__REQUIRED TASKS__
• a. Answer these questions from the post:
(i) How many ticket holders do the Yankees say they caught selling playoff tickets on Stubhub.com and other Web sites?
(ii) Which company did Myspace.com make a deal with for selling ad words?
(iii) What is the name of the Sportingbet.com CEO who was arrested in New York?
• b. Output the passage of the post word for word, starting at "BUT the real" and ending at "on such sales.".

__ARTICLE__
******
Jupitergreeting is free right now. In several weeks, however, it will become a paid service. The new paid service will offer several more options and greeting cards than you will presently view at the site.
I will remind readers to look at the next generation of Jupitergreetings sometime next month.
I have been a lifelong Yankee fan. I am always impressed with what George Steinbrenner, the owner, and his associates have done in making the Yankees a franchise worth over $1 billion. The Yankees were late getting started on the Internet, but now they have taken to the Internet with gusto.
The Yankees own part of Mlb.com (the Web site of Major League Baseball). Pundits claim that Mlb.com is worth over a billion dollars and getting more valuable every year. This means that the Yankees have a big Internet financial win (Mlb.com) to combine with their baseball operation value.
Now the Yankees want to make even more money via the Net. They announced on Friday that they have been analyzing Yankee playoff tickets being offered on ticket sites such as Stubhub.com. The Yankees do not want season ticket holders to make a profit by "scalping" or selling playoff and potential World Series tickets at a premium to the face value printed on such tickets.
Prior to the Internet age ticket holders used ticket brokers and word of mouth to sell playoff tickets for a premium. The Internet age has allowed the ticket holder, through Stubhub and eBay and other tickets sites to reach thousands of additional ticket buyers - and of course such reach means higher selling prices.
The Yankees say that they have caught over 70 tickets holders selling playoff tickets on Stubhub.com and other Web sites and that they are no longer going to allow these ticket holders from getting season tickets for future years. The reason for this sleuthing and new policy is that Yankees claim they want to protect the public from paying prices for above the face value of the ticket.
BUT the real reason is that the Yankees are reportedly going to offer their own ticket service online to allow ticket holders to sell seats in coming months. And of course the Yankees will get a commission on such sales.
As stated above, I have been impressed how my team has used the Internet to make the team more valuable. Now they are trying to squeeze out Stubhub and other sites from reselling tickets so that they can offer the service themselves.
Who said baseball is not a business?
One of the keys to building out the Jupiterimages brand is having an international or native presence in a variety of key world markets.
Obviously any Web site can be viewed worldwide. However there can be no doubt that there are nuances to selling images from country to country so native versions of Jupiterimages.com have been created.
We have found that once we launch new versions that we see greater readership which translates into greater sales. Also having a country specific site allows us to cross market some of our other services such as subscriptions.
I have written about this issue a few times and most recently said social networing is overdone. I still believe this.
However the overdone part relates to making money and not with audience. Recently Myspace.com made a great deal with Google for selling ad words. Great coup for News Corp! I am not sure that many of the other larger social networking sites will get similar deals.
I am very optimistic about the future of the Internet and the many new ideas that will come down the road (rapidly). But when I read that Sumner Redstone fired his CEO at Viacom because of the CEO's poor digital strategy, I fear we are seeing froth in the market similar to what happened in the period 1999-2000. The froth back then culminated in the insane deal between Time Warner and AOL.
Perhaps the froth this time will culminate in Viacom paying Youtube.com a billion or more?
We shall see.
The USA government has gone nuts in its efforts to curb online gambling. Recently the feds arrested an English businessman traveling in the USA because he is the CEO of Betonsports.com based in England which accepts online bets from Americans. And just the other day another English CEO, Peter Dicks, of Sportingbet.com was arrested while spending time in New York.
******
(Labeled box records)
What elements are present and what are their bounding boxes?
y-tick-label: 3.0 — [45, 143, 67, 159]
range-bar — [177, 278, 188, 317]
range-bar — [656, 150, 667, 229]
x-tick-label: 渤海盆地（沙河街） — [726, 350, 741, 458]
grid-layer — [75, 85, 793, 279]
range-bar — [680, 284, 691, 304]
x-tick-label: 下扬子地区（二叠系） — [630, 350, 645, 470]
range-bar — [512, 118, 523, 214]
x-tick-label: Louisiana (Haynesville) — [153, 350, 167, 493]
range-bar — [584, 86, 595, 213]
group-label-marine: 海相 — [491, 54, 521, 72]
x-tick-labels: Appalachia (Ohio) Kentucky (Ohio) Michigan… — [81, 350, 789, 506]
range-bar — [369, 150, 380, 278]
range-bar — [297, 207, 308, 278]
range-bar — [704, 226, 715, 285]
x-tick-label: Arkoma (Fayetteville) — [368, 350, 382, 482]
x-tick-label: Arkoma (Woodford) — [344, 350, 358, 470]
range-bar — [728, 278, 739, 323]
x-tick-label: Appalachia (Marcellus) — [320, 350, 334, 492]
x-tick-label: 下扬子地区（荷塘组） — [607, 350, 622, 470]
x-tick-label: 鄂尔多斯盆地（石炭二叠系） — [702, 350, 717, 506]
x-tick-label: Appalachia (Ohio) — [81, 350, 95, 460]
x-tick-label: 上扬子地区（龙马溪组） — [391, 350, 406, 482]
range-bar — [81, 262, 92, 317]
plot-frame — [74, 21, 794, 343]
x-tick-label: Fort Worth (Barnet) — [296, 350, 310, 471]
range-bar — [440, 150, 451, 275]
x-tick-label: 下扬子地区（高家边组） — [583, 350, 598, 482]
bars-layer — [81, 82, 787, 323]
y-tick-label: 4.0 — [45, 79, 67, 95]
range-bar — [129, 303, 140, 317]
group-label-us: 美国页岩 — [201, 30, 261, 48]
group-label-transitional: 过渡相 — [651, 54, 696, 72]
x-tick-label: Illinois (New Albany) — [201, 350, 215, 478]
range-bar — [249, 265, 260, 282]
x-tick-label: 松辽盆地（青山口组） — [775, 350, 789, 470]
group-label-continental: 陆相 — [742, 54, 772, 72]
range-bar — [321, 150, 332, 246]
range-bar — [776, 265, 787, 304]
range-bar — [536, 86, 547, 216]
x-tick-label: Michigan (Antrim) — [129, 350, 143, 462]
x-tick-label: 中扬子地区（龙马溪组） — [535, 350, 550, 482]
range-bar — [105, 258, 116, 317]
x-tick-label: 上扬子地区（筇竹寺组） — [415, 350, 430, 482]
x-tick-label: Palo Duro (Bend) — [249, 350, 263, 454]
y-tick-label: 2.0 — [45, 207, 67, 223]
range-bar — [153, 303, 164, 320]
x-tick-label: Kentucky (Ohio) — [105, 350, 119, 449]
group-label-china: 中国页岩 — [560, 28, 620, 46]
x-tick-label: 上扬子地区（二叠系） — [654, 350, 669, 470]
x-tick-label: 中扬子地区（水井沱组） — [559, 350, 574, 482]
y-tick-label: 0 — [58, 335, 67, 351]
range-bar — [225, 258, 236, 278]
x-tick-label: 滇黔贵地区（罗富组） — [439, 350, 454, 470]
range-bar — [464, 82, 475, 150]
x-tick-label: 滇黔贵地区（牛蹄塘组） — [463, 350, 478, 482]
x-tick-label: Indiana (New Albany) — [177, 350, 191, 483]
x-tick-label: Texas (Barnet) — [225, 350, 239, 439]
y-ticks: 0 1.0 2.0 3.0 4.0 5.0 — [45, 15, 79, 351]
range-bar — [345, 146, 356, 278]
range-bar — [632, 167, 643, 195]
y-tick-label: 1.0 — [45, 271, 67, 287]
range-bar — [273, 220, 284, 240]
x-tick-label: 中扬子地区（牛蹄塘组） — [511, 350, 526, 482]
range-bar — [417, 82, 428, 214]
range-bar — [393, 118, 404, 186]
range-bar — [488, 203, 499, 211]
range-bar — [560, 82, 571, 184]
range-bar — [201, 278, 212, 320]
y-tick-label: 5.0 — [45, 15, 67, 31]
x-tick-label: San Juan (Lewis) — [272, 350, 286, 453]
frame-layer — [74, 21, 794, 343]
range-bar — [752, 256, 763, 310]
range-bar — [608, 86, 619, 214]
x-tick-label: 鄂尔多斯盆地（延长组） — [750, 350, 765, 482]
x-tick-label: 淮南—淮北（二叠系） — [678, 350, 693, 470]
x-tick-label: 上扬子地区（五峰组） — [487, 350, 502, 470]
******
__SOLUTIONS BY TASK__
• a.
(i) Over 70
(ii) Google
(iii) Peter Dicks

• b.
BUT the real reason is that the Yankees are reportedly going to offer their own ticket service online to allow ticket holders to sell seats in coming months. And of course the Yankees will get a commission on such sales.